Aim
Can you write out all the lines word for word, with no pictures?
..............................
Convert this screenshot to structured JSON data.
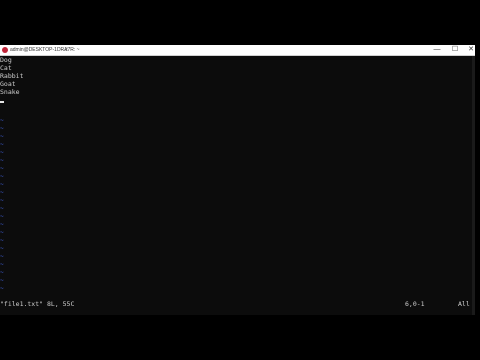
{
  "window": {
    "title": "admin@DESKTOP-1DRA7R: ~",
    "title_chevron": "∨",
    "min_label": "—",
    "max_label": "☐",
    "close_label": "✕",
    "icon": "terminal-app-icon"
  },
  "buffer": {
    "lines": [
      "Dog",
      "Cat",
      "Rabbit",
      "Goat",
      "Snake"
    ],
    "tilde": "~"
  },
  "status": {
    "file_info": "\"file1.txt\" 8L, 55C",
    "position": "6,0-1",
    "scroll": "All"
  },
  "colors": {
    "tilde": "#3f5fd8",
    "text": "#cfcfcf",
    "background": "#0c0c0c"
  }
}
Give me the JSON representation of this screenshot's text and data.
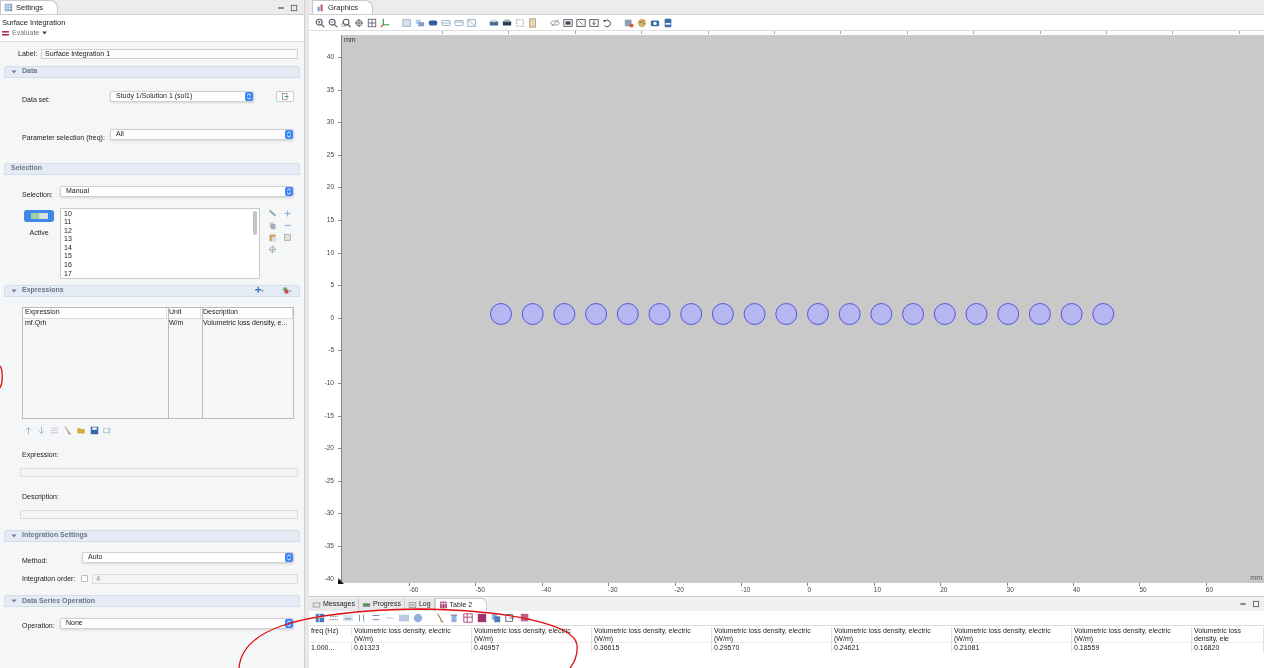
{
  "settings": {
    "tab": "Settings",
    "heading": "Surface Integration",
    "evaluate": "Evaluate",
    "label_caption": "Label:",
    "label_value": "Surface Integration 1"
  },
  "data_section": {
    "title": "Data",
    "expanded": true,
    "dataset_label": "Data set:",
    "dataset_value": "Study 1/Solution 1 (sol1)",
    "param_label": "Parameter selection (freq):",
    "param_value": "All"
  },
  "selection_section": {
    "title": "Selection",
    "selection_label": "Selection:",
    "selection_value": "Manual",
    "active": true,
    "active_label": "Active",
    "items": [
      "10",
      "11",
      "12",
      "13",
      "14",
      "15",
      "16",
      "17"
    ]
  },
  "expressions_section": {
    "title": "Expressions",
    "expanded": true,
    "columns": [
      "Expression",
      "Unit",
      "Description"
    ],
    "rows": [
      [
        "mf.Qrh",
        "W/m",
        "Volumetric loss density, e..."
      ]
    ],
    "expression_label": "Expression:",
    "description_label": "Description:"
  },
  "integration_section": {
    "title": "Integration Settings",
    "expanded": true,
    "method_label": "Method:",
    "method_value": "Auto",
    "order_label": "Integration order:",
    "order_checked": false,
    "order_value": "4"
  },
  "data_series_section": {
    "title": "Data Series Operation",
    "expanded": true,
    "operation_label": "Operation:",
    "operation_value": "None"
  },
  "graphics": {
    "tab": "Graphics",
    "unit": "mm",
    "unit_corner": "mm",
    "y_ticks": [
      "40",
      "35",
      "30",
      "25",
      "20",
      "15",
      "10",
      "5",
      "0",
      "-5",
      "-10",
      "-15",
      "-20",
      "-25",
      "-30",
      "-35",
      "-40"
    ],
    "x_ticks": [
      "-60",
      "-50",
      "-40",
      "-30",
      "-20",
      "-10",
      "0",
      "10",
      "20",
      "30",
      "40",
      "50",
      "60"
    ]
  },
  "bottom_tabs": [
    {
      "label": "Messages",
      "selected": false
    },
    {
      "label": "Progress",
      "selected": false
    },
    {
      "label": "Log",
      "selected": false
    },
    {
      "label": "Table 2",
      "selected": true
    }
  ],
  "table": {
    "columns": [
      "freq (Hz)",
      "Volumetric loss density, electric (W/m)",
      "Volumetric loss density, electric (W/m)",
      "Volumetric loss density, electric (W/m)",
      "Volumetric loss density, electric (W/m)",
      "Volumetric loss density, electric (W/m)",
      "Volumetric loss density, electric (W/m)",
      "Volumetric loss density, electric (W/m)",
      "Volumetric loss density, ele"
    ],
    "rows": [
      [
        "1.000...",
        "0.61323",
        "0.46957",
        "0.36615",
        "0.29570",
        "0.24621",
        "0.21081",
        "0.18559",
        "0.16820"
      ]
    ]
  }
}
..............................
Complete answer
Convert this screenshot to structured JSON data.
{
  "window": {
    "title": "admin@DESKTOP-1DRA7R: ~",
    "title_chevron": "∨",
    "min_label": "—",
    "max_label": "☐",
    "close_label": "✕",
    "icon": "terminal-app-icon"
  },
  "buffer": {
    "lines": [
      "Dog",
      "Cat",
      "Rabbit",
      "Goat",
      "Snake"
    ],
    "tilde": "~"
  },
  "status": {
    "file_info": "\"file1.txt\" 8L, 55C",
    "position": "6,0-1",
    "scroll": "All"
  },
  "colors": {
    "tilde": "#3f5fd8",
    "text": "#cfcfcf",
    "background": "#0c0c0c"
  }
}
Give me the JSON representation of this screenshot's text and data.
{
  "settings": {
    "tab": "Settings",
    "heading": "Surface Integration",
    "evaluate": "Evaluate",
    "label_caption": "Label:",
    "label_value": "Surface Integration 1"
  },
  "data_section": {
    "title": "Data",
    "expanded": true,
    "dataset_label": "Data set:",
    "dataset_value": "Study 1/Solution 1 (sol1)",
    "param_label": "Parameter selection (freq):",
    "param_value": "All"
  },
  "selection_section": {
    "title": "Selection",
    "selection_label": "Selection:",
    "selection_value": "Manual",
    "active": true,
    "active_label": "Active",
    "items": [
      "10",
      "11",
      "12",
      "13",
      "14",
      "15",
      "16",
      "17"
    ]
  },
  "expressions_section": {
    "title": "Expressions",
    "expanded": true,
    "columns": [
      "Expression",
      "Unit",
      "Description"
    ],
    "rows": [
      [
        "mf.Qrh",
        "W/m",
        "Volumetric loss density, e..."
      ]
    ],
    "expression_label": "Expression:",
    "description_label": "Description:"
  },
  "integration_section": {
    "title": "Integration Settings",
    "expanded": true,
    "method_label": "Method:",
    "method_value": "Auto",
    "order_label": "Integration order:",
    "order_checked": false,
    "order_value": "4"
  },
  "data_series_section": {
    "title": "Data Series Operation",
    "expanded": true,
    "operation_label": "Operation:",
    "operation_value": "None"
  },
  "graphics": {
    "tab": "Graphics",
    "unit": "mm",
    "unit_corner": "mm",
    "y_ticks": [
      "40",
      "35",
      "30",
      "25",
      "20",
      "15",
      "10",
      "5",
      "0",
      "-5",
      "-10",
      "-15",
      "-20",
      "-25",
      "-30",
      "-35",
      "-40"
    ],
    "x_ticks": [
      "-60",
      "-50",
      "-40",
      "-30",
      "-20",
      "-10",
      "0",
      "10",
      "20",
      "30",
      "40",
      "50",
      "60"
    ]
  },
  "bottom_tabs": [
    {
      "label": "Messages",
      "selected": false
    },
    {
      "label": "Progress",
      "selected": false
    },
    {
      "label": "Log",
      "selected": false
    },
    {
      "label": "Table 2",
      "selected": true
    }
  ],
  "table": {
    "columns": [
      "freq (Hz)",
      "Volumetric loss density, electric (W/m)",
      "Volumetric loss density, electric (W/m)",
      "Volumetric loss density, electric (W/m)",
      "Volumetric loss density, electric (W/m)",
      "Volumetric loss density, electric (W/m)",
      "Volumetric loss density, electric (W/m)",
      "Volumetric loss density, electric (W/m)",
      "Volumetric loss density, ele"
    ],
    "rows": [
      [
        "1.000...",
        "0.61323",
        "0.46957",
        "0.36615",
        "0.29570",
        "0.24621",
        "0.21081",
        "0.18559",
        "0.16820"
      ]
    ]
  }
}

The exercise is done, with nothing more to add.